_Exercise materials_
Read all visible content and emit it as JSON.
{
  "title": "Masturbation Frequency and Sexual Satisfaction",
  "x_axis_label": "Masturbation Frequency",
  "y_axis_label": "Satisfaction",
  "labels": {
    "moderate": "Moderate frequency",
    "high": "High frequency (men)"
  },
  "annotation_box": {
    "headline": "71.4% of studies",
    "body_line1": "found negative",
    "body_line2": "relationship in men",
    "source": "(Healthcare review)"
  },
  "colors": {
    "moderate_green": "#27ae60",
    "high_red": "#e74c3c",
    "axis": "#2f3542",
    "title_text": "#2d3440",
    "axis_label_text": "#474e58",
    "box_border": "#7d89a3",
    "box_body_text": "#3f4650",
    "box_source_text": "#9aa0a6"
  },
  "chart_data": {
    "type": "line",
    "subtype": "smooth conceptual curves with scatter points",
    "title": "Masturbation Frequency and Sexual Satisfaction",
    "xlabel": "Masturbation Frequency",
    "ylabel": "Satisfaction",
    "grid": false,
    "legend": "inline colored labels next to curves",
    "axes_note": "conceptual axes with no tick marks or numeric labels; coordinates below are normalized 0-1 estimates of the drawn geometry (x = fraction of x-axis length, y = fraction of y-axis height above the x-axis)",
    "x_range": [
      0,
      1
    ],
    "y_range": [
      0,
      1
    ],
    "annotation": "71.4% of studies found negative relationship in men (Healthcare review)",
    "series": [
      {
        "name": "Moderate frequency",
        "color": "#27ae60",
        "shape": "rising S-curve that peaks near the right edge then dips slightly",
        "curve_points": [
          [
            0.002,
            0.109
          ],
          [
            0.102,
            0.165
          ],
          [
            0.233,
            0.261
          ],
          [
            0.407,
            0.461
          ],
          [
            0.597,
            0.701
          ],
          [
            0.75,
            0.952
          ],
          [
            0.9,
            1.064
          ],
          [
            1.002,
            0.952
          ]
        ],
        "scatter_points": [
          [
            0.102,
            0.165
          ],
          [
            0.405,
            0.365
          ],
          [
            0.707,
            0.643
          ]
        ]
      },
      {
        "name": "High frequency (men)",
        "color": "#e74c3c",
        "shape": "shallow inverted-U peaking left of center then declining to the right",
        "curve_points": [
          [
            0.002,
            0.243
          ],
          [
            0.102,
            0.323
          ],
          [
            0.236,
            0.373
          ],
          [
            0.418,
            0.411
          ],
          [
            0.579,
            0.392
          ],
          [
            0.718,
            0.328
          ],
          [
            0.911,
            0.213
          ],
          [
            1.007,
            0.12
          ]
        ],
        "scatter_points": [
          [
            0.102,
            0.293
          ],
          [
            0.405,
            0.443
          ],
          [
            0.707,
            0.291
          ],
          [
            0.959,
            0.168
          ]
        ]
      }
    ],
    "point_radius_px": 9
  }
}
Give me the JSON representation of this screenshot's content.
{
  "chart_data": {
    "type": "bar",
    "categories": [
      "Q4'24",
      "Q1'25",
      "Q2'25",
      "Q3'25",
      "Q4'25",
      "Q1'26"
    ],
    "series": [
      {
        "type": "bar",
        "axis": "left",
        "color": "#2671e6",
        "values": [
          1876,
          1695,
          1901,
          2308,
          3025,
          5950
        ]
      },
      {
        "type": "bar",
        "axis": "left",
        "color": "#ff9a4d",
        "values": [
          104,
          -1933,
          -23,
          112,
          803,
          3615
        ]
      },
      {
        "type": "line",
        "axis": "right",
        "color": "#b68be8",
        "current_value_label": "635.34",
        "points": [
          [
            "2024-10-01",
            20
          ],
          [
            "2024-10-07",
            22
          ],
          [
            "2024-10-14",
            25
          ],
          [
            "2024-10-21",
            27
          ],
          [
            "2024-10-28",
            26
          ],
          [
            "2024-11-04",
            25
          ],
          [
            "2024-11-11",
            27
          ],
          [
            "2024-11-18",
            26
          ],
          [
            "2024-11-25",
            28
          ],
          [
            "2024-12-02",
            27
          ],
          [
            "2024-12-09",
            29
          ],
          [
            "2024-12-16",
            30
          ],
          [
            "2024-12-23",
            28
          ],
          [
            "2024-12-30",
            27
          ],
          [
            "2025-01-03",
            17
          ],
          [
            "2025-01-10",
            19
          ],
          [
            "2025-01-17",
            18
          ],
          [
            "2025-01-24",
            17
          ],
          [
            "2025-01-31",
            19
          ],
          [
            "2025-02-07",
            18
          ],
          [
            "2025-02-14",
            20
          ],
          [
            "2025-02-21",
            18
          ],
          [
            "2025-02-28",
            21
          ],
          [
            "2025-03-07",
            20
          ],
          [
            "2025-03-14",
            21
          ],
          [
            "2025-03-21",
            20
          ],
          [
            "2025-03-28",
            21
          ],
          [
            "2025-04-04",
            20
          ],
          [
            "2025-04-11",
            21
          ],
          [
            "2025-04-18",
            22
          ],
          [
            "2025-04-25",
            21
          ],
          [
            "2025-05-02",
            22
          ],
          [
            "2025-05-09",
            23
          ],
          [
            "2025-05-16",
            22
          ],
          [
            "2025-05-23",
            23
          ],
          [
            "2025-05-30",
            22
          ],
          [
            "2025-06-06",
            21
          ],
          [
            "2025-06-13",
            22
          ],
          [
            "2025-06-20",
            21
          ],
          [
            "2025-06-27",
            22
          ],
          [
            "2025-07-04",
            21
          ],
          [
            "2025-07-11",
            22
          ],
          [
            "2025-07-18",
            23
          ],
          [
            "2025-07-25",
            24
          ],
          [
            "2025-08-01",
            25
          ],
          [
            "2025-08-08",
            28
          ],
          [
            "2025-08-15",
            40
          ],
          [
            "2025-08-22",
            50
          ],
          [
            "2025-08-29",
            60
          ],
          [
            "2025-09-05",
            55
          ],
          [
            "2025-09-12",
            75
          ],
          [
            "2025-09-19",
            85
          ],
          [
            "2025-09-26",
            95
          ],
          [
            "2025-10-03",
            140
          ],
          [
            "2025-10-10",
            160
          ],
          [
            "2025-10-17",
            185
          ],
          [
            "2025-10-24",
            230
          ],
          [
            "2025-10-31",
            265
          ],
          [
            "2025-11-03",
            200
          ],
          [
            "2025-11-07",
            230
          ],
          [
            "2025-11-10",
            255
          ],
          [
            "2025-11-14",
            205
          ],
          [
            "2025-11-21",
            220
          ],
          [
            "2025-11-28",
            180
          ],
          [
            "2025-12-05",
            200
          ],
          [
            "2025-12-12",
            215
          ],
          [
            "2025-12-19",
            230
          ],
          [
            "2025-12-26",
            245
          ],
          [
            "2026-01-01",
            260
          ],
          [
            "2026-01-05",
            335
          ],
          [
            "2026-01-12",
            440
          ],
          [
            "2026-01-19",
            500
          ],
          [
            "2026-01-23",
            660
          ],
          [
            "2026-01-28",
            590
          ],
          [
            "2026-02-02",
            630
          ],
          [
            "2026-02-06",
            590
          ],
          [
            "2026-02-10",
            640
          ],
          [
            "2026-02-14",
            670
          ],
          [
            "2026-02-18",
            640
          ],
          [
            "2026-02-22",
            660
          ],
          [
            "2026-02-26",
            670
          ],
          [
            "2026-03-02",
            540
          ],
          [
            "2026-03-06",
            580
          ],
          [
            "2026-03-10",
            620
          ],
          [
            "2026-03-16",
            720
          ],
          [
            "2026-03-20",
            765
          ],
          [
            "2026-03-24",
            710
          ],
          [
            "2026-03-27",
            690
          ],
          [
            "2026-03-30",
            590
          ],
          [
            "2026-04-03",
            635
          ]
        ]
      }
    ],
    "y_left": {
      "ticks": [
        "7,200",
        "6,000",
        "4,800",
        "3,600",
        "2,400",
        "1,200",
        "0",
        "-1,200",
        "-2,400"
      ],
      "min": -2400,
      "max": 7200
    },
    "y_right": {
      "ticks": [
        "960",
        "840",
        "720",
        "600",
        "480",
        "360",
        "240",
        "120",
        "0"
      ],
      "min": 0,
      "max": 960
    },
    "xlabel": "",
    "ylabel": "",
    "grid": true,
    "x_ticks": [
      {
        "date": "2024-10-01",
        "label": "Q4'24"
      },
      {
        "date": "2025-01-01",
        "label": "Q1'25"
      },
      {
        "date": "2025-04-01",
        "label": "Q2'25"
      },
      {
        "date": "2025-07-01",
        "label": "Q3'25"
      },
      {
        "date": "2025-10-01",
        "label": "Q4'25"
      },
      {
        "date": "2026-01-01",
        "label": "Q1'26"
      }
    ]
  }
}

_Written exercise_
Pull out all lines from the entries above in which the word "shape" appears.

_Output for this exercise_
        "shape": "rising S-curve that peaks near the right edge then dips slightly",
        "shape": "shallow inverted-U peaking left of center then declining to the right",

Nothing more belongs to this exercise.